→ **ПОСТАНОВКА ЗАДАЧИ 1**: Перечислите все вещи, которым, согласно отрывку, будут недоумевать те, кто придет нам на смену.

------ ОТРЫВОК

№7, 1988/Публикации. Воспоминания. Сообщения

«Покуда над стихами плачут…» (О Борисе Слуцком)

Когда на фронте пели: «Эти дни когда-нибудь мы будем вспоминать», трогала, брала за сердце грустная мелодия – слова же о будущем, которые теперь кажутся исполненными особого смысла, по правде говоря, проходили мимо, не очень-то задевая. «…Развезло дороги, И на Южном фронте оттепель опять…» – это было близко, понятно. Кто на фронте не знал, что такое «развезло дороги»… А вот «эти дни когда-нибудь мы будем вспоминать»… – прежде всего само «когда-нибудь» было совершенно нереальным, где-то там далеко за горизонтом, куда никак не заглянешь. И для этого совершенно призрачного «когда-нибудь» ничего специально не запоминалось…

Потом, после войны, будущее уже не казалось призрачно недосягаемым, но и тогда в голову не приходило, что эти уносящиеся с ошеломляющей скоростью дни когда-нибудь мы тоже будем вспоминать. Не приходило, хотя довелось видеть события значительные и встречаться с интересными людьми, больше всего с писателями – и завоевавшими уже себе заметное место в литературе, и теми, кого это ожидало в недалеком будущем. Как потенциальный мемуарист я вел себя с непростительным легкомыслием – записей не делал, письма хранил небрежно, уцелели далеко не все, оправдать меня может, видимо, лишь то, что у меня и в мыслях не было писать когда-либо воспоминания. А нынче долг требует, чтобы я рассказал о тех, кого уже нет с нами и кого я хорошо знал…

Хочу рассказать сейчас о Борисе Слуцком. Думаю, что звезда его поэзии только начала по-настоящему восходить. Если сегодня еще не очень широк круг читателей и почитателей, понимающих подлинное значение поэзии Слуцкого, уверен, не за горами время, когда странным, необъяснимым будет казаться, как этого могли не видеть, не понимать. Впрочем, так не раз уже бывало – и на нашем веку тоже: какие-то фигуры, находившиеся при жизни в тени, потом выступали вперед, вырастали, вызывали широкий интерес, заслоняя куда более популярных у современников писателей. И будут те, кто придет нам на смену, недоумевать, почему замечательных художников не осаждали интервьюеры, не снимало телевидение, почему так мало сохранилось живых свидетельств об их жизни.

------------

→ **ПОСТАНОВКА ЗАДАЧИ 2**: Пожалуйста, выпишите строки листинга от его начала до строки с «sum-term: I[m]: [2404, 477, 2500, 534]» включительно, заменив в них «y-tick-label» на «y-axis-tick». Все остальное оставьте без изменений.

------ МАТЕРИАЛЫ УПРАЖНЕНИЯ

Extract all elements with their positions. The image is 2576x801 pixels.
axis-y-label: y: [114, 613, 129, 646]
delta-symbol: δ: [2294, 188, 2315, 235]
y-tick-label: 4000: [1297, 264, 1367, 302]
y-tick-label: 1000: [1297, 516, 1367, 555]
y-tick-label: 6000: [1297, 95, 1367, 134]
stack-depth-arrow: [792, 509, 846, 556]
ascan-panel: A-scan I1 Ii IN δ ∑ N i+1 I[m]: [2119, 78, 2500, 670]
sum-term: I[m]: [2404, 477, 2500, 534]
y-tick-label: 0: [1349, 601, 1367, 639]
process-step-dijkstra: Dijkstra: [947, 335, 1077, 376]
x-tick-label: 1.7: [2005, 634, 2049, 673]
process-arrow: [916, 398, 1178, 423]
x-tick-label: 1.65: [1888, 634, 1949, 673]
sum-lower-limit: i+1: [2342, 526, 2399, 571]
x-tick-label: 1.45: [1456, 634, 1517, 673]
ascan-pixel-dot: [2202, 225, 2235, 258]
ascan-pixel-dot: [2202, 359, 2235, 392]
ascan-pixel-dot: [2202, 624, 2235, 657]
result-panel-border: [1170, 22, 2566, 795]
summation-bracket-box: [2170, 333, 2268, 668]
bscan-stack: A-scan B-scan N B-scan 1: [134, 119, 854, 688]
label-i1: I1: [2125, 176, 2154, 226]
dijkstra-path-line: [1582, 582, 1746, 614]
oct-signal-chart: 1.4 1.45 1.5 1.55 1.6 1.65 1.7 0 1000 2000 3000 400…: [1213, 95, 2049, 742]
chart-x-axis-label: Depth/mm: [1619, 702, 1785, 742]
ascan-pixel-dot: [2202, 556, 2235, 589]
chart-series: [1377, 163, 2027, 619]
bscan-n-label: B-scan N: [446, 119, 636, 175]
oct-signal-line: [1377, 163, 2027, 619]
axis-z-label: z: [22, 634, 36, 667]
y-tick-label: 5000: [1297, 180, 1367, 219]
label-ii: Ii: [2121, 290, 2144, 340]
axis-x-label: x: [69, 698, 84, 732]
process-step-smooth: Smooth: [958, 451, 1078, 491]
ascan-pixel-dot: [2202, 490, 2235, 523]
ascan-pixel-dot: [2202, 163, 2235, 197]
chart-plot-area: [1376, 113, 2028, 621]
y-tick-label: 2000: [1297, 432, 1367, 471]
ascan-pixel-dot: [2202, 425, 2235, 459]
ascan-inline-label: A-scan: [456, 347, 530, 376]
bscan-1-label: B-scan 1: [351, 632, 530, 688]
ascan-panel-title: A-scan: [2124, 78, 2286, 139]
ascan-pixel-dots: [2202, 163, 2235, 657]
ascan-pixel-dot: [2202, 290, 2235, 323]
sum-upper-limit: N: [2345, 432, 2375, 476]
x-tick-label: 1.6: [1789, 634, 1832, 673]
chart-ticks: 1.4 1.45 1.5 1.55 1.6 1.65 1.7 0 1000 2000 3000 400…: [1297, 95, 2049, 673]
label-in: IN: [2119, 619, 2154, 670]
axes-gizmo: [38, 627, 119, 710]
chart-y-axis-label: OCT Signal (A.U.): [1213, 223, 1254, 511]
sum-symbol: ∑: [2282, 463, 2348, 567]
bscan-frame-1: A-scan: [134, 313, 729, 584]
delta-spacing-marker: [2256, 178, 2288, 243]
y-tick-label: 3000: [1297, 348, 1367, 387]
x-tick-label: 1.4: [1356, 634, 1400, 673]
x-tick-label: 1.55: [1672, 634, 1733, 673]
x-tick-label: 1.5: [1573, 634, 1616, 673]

------------

→ **ОТВЕТ 1**:
- почему замечательных художников не осаждали интервьюеры;
- почему их не снимало телевидение;
- почему так мало сохранилось живых свидетельств об их жизни.

→ **ОТВЕТ 2**:
Extract all elements with their positions. The image is 2576x801 pixels.
axis-y-label: y: [114, 613, 129, 646]
delta-symbol: δ: [2294, 188, 2315, 235]
y-axis-tick: 4000: [1297, 264, 1367, 302]
y-axis-tick: 1000: [1297, 516, 1367, 555]
y-axis-tick: 6000: [1297, 95, 1367, 134]
stack-depth-arrow: [792, 509, 846, 556]
ascan-panel: A-scan I1 Ii IN δ ∑ N i+1 I[m]: [2119, 78, 2500, 670]
sum-term: I[m]: [2404, 477, 2500, 534]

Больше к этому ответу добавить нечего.